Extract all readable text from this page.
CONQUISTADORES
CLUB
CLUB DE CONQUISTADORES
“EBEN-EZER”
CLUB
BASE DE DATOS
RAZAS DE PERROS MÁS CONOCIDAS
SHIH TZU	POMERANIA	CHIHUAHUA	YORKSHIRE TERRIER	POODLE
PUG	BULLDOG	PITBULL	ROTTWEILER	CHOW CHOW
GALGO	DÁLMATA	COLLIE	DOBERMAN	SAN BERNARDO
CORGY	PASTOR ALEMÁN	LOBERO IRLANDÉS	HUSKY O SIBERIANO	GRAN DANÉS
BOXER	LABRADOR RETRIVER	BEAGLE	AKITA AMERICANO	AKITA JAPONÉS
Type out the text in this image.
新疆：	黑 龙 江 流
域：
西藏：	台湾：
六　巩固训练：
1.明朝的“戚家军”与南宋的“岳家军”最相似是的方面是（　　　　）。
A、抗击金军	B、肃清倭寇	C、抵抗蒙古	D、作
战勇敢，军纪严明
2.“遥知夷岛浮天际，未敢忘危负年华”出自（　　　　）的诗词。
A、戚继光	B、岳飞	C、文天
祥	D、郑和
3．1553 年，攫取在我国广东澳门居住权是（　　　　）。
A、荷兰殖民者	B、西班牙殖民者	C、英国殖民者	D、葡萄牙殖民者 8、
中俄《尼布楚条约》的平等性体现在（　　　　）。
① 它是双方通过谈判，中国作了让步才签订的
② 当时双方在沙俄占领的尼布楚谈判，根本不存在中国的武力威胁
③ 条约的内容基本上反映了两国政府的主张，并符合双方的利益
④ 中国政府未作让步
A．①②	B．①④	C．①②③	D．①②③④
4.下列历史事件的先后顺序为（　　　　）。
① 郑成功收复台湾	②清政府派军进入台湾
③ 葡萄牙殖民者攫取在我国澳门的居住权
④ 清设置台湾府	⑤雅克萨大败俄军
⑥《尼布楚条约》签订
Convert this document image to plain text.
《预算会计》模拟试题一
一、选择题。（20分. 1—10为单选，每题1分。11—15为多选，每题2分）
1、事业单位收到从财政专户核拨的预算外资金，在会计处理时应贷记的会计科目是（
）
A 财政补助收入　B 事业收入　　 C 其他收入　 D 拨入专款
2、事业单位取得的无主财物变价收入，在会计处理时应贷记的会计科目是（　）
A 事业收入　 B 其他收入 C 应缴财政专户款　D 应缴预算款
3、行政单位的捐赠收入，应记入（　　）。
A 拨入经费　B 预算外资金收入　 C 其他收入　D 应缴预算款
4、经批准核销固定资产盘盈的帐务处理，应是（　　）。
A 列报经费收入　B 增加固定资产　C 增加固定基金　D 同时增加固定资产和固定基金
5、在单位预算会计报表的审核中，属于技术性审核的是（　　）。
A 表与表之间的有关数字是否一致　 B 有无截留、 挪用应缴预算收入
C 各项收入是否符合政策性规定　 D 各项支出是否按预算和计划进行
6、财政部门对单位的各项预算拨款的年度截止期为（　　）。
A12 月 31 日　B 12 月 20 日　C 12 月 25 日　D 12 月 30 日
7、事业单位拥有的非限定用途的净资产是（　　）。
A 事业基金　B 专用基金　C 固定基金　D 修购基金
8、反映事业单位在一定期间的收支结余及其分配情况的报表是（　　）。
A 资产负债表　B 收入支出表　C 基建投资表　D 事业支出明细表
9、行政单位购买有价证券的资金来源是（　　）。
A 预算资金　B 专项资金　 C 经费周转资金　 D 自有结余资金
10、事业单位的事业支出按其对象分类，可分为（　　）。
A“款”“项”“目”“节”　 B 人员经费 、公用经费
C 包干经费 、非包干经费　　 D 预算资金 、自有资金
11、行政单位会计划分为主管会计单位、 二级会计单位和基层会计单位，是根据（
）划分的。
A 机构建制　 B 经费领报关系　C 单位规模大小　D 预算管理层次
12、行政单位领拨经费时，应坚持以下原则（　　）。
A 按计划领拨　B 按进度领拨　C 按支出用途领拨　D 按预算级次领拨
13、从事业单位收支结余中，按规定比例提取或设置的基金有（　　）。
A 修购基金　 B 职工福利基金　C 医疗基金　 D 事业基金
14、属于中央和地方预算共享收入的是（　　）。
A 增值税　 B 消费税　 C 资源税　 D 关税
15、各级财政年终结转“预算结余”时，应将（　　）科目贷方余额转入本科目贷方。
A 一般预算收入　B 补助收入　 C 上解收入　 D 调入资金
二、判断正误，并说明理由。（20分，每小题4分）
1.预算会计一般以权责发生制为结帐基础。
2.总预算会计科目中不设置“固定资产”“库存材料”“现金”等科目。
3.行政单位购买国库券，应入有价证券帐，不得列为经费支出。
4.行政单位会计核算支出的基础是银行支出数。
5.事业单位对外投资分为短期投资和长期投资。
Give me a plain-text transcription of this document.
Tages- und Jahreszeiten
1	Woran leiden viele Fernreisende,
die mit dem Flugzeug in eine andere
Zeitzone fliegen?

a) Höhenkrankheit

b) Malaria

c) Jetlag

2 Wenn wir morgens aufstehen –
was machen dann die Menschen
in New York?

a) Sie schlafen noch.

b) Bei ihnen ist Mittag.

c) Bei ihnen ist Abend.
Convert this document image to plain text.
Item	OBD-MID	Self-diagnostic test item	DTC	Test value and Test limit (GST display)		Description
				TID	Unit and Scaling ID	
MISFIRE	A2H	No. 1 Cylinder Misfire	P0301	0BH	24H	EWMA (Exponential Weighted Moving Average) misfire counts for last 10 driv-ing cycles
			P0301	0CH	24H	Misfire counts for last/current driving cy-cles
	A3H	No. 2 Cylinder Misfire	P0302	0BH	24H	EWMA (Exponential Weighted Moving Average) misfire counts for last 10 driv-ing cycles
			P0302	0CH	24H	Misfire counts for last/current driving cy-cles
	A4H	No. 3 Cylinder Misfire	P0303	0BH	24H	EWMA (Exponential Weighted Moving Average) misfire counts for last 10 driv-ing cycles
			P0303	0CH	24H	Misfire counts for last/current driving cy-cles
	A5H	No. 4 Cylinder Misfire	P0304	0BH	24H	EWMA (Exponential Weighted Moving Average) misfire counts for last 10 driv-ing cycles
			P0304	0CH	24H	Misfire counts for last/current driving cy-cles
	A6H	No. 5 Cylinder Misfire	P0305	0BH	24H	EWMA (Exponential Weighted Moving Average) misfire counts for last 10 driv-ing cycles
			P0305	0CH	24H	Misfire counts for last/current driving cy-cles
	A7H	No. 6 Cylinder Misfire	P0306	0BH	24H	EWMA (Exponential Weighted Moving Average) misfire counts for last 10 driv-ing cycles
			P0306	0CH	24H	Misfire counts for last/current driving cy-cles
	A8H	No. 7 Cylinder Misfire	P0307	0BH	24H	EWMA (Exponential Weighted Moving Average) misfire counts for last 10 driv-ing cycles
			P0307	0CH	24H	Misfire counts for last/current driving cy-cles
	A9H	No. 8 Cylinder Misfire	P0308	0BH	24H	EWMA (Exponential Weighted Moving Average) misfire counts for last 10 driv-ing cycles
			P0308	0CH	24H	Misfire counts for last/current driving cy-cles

-------------------------

◆ **WHAT IS NEEDED**: Scan the material above for the string "修购基金" and return the lines that hold it.

◆ **RESULT FOR THIS EXERCISE**:
A 事业基金　B 专用基金　C 固定基金　D 修购基金
A 修购基金　 B 职工福利基金　C 医疗基金　 D 事业基金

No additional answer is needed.